## BEGIN DATASET ROWS

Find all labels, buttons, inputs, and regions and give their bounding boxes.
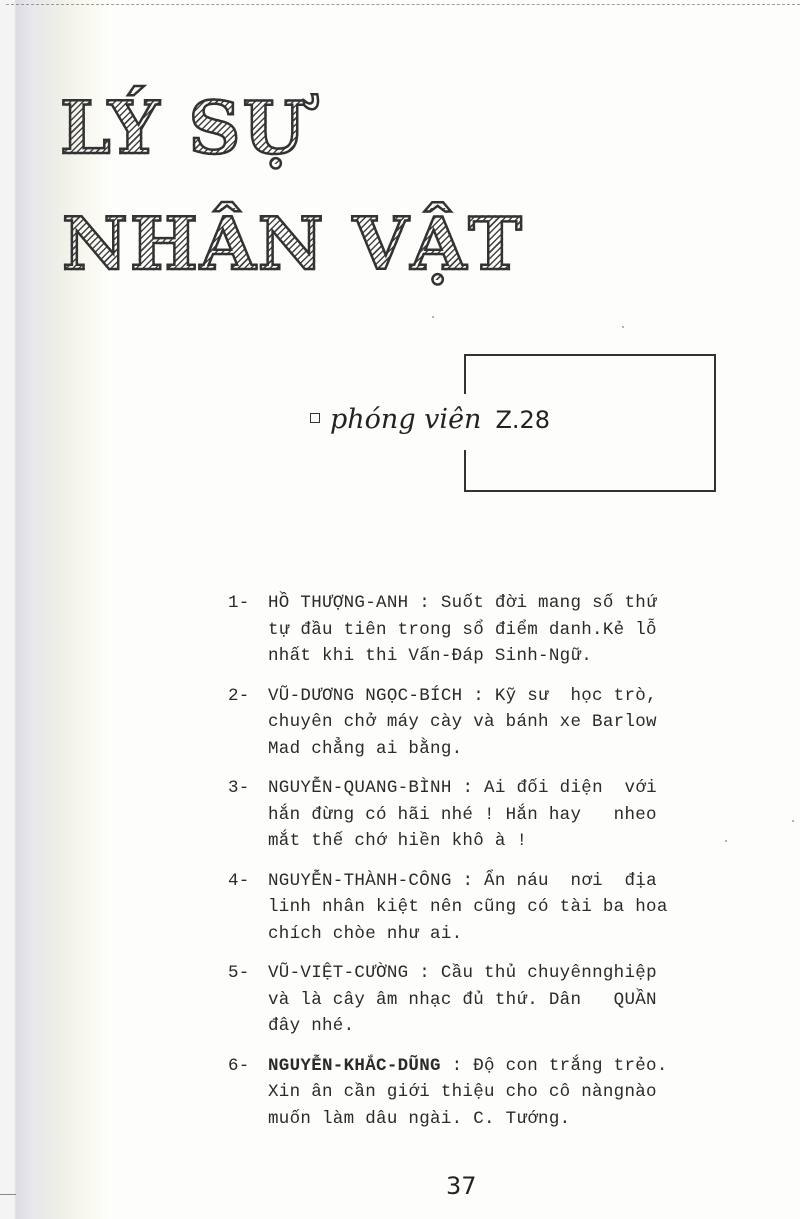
byline-box-left-edge-top [464,354,466,394]
entry-body: HỒ THƯỢNG-ANH : Suốt đời mang số thứtự đ… [268,590,788,670]
entry-line: hắn đừng có hãi nhé ! Hắn hay nheo [268,802,788,829]
entry-line: đây nhé. [268,1013,788,1040]
entry-line: Mad chẳng ai bằng. [268,736,788,763]
list-item: 1-HỒ THƯỢNG-ANH : Suốt đời mang số thứtự… [228,590,788,670]
list-item: 6-NGUYỄN-KHẮC-DŨNG : Độ con trắng trẻo.X… [228,1053,788,1133]
top-edge-rule [6,4,800,5]
entry-text: : Kỹ sư học trò, [462,686,656,706]
entry-number: 6- [228,1053,268,1133]
byline-code: Z.28 [495,406,550,434]
entry-line: NGUYỄN-QUANG-BÌNH : Ai đối diện với [268,775,788,802]
entry-text: : Cầu thủ chuyênnghiệp [408,963,656,983]
page-number: 37 [446,1172,477,1200]
entry-text: chích chòe như ai. [268,924,462,944]
entry-line: muốn làm dâu ngài. C. Tướng. [268,1106,788,1133]
entry-line: chuyên chở máy cày và bánh xe Barlow [268,709,788,736]
list-item: 2-VŨ-DƯƠNG NGỌC-BÍCH : Kỹ sư học trò,chu… [228,683,788,763]
entry-body: NGUYỄN-QUANG-BÌNH : Ai đối diện vớihắn đ… [268,775,788,855]
entry-line: NGUYỄN-THÀNH-CÔNG : Ẩn náu nơi địa [268,868,788,895]
entry-name: VŨ-VIỆT-CƯỜNG [268,963,408,983]
entry-line: linh nhân kiệt nên cũng có tài ba hoa [268,894,788,921]
entry-name: NGUYỄN-QUANG-BÌNH [268,778,452,798]
entry-text: : Ai đối diện với [452,778,657,798]
byline: phóng viênZ.28 [310,404,550,435]
scan-speck [725,840,727,842]
entry-line: và là cây âm nhạc đủ thứ. Dân QUẦN [268,987,788,1014]
entry-number: 5- [228,960,268,1040]
entry-text: chuyên chở máy cày và bánh xe Barlow [268,712,657,732]
entry-number: 1- [228,590,268,670]
title-line-2: NHÂN VẬT [62,208,524,280]
entry-line: VŨ-VIỆT-CƯỜNG : Cầu thủ chuyênnghiệp [268,960,788,987]
list-item: 3-NGUYỄN-QUANG-BÌNH : Ai đối diện vớihắn… [228,775,788,855]
scan-speck [622,326,624,328]
scan-speck [432,316,434,318]
entry-line: NGUYỄN-KHẮC-DŨNG : Độ con trắng trẻo. [268,1053,788,1080]
margin-tick [0,1194,16,1195]
entry-text: hắn đừng có hãi nhé ! Hắn hay nheo [268,805,657,825]
list-item: 4-NGUYỄN-THÀNH-CÔNG : Ẩn náu nơi địalinh… [228,868,788,948]
entry-text: : Suốt đời mang số thứ [408,593,656,613]
list-item: 5-VŨ-VIỆT-CƯỜNG : Cầu thủ chuyênnghiệpvà… [228,960,788,1040]
entry-body: NGUYỄN-THÀNH-CÔNG : Ẩn náu nơi địalinh n… [268,868,788,948]
entry-text: nhất khi thi Vấn-Đáp Sinh-Ngữ. [268,646,592,666]
entry-text: linh nhân kiệt nên cũng có tài ba hoa [268,897,668,917]
entry-line: nhất khi thi Vấn-Đáp Sinh-Ngữ. [268,643,788,670]
entry-text: đây nhé. [268,1016,354,1036]
title-line-1: LÝ SỰ [60,92,307,164]
byline-text: phóng viên [330,404,481,435]
entry-name: NGUYỄN-THÀNH-CÔNG [268,871,452,891]
scan-speck [792,820,794,822]
page-binding-shadow [0,0,110,1219]
entry-name: HỒ THƯỢNG-ANH [268,593,408,613]
entry-line: VŨ-DƯƠNG NGỌC-BÍCH : Kỹ sư học trò, [268,683,788,710]
entry-text: : Ẩn náu nơi địa [452,871,657,891]
entry-name: NGUYỄN-KHẮC-DŨNG [268,1056,441,1076]
entry-line: tự đầu tiên trong sổ điểm danh.Kẻ lỗ [268,617,788,644]
entry-line: Xin ân cần giới thiệu cho cô nàngnào [268,1079,788,1106]
entry-line: mắt thế chớ hiền khô à ! [268,828,788,855]
entry-line: chích chòe như ai. [268,921,788,948]
entry-body: NGUYỄN-KHẮC-DŨNG : Độ con trắng trẻo.Xin… [268,1053,788,1133]
entry-text: Mad chẳng ai bằng. [268,739,462,759]
entry-number: 4- [228,868,268,948]
entry-text: Xin ân cần giới thiệu cho cô nàngnào [268,1082,657,1102]
entry-text: và là cây âm nhạc đủ thứ. Dân QUẦN [268,990,657,1010]
entry-line: HỒ THƯỢNG-ANH : Suốt đời mang số thứ [268,590,788,617]
entry-body: VŨ-VIỆT-CƯỜNG : Cầu thủ chuyênnghiệpvà l… [268,960,788,1040]
square-bullet-icon [310,413,320,423]
entry-body: VŨ-DƯƠNG NGỌC-BÍCH : Kỹ sư học trò,chuyê… [268,683,788,763]
entry-text: tự đầu tiên trong sổ điểm danh.Kẻ lỗ [268,620,657,640]
entry-number: 2- [228,683,268,763]
entry-list: 1-HỒ THƯỢNG-ANH : Suốt đời mang số thứtự… [228,590,788,1145]
entry-number: 3- [228,775,268,855]
byline-box-left-edge-bottom [464,450,466,490]
entry-text: mắt thế chớ hiền khô à ! [268,831,527,851]
entry-text: muốn làm dâu ngài. C. Tướng. [268,1109,570,1129]
entry-text: : Độ con trắng trẻo. [441,1056,668,1076]
entry-name: VŨ-DƯƠNG NGỌC-BÍCH [268,686,462,706]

## END DATASET ROWS

• TASK TO COMPLETE:
In the items, change "entry-line" to "text-line" wherever it occurs from the line with "byline-box-left-edge-top [464,354,466,394]" to the line with "entry-text: chuyên chở". Give those lines again with everything else left the same.

• FULL SOLUTION:
byline-box-left-edge-top [464,354,466,394]
entry-body: HỒ THƯỢNG-ANH : Suốt đời mang số thứtự đ… [268,590,788,670]
text-line: hắn đừng có hãi nhé ! Hắn hay nheo [268,802,788,829]
text-line: đây nhé. [268,1013,788,1040]
text-line: Mad chẳng ai bằng. [268,736,788,763]
list-item: 1-HỒ THƯỢNG-ANH : Suốt đời mang số thứtự… [228,590,788,670]
list-item: 6-NGUYỄN-KHẮC-DŨNG : Độ con trắng trẻo.X… [228,1053,788,1133]
top-edge-rule [6,4,800,5]
entry-text: : Kỹ sư học trò, [462,686,656,706]
entry-number: 6- [228,1053,268,1133]
byline-code: Z.28 [495,406,550,434]
text-line: NGUYỄN-QUANG-BÌNH : Ai đối diện với [268,775,788,802]
entry-text: : Cầu thủ chuyênnghiệp [408,963,656,983]
page-number: 37 [446,1172,477,1200]
entry-text: chích chòe như ai. [268,924,462,944]
text-line: muốn làm dâu ngài. C. Tướng. [268,1106,788,1133]
text-line: chuyên chở máy cày và bánh xe Barlow [268,709,788,736]
list-item: 2-VŨ-DƯƠNG NGỌC-BÍCH : Kỹ sư học trò,chu… [228,683,788,763]
entry-body: NGUYỄN-QUANG-BÌNH : Ai đối diện vớihắn đ… [268,775,788,855]
text-line: NGUYỄN-THÀNH-CÔNG : Ẩn náu nơi địa [268,868,788,895]
entry-name: VŨ-VIỆT-CƯỜNG [268,963,408,983]
text-line: linh nhân kiệt nên cũng có tài ba hoa [268,894,788,921]
entry-name: NGUYỄN-QUANG-BÌNH [268,778,452,798]
entry-text: : Ai đối diện với [452,778,657,798]
byline: phóng viênZ.28 [310,404,550,435]
scan-speck [725,840,727,842]
text-line: và là cây âm nhạc đủ thứ. Dân QUẦN [268,987,788,1014]
entry-number: 5- [228,960,268,1040]
entry-text: chuyên chở máy cày và bánh xe Barlow [268,712,657,732]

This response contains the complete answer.